▶ [WHAT THE TASK ASKS] Give only the number of lines in the data that contain the word "幼有所育".

▶ [PROVIDED RECORDS]

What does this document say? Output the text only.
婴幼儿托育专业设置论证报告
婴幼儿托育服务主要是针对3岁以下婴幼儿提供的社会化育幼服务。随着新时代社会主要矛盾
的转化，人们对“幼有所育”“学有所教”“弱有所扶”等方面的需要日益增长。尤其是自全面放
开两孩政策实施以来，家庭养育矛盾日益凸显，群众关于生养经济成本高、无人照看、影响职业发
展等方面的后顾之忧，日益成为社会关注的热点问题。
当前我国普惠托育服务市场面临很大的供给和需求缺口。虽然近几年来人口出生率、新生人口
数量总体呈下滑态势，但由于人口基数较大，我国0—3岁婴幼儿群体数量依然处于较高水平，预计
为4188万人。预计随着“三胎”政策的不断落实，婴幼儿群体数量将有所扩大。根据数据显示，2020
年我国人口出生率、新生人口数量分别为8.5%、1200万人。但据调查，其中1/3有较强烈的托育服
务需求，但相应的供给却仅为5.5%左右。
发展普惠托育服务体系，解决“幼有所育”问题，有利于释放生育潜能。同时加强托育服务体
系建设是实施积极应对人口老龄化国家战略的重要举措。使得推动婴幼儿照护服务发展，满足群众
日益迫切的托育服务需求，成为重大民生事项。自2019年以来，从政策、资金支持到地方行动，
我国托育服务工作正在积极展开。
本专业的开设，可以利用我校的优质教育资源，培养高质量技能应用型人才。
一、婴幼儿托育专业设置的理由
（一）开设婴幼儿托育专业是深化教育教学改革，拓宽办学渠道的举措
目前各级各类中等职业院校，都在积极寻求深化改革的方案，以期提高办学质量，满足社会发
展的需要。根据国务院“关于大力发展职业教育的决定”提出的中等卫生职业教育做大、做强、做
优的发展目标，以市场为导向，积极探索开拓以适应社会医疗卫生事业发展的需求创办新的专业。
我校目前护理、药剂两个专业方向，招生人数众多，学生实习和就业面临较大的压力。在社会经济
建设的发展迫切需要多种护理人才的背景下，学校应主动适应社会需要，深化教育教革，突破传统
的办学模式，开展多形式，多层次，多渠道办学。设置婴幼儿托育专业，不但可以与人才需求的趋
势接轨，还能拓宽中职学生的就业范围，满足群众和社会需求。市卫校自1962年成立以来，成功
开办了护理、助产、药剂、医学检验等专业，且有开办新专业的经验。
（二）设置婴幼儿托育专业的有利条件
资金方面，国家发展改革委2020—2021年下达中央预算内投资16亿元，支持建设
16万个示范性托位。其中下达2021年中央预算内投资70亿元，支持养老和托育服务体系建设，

▶ [CORRECT OUTPUT] 2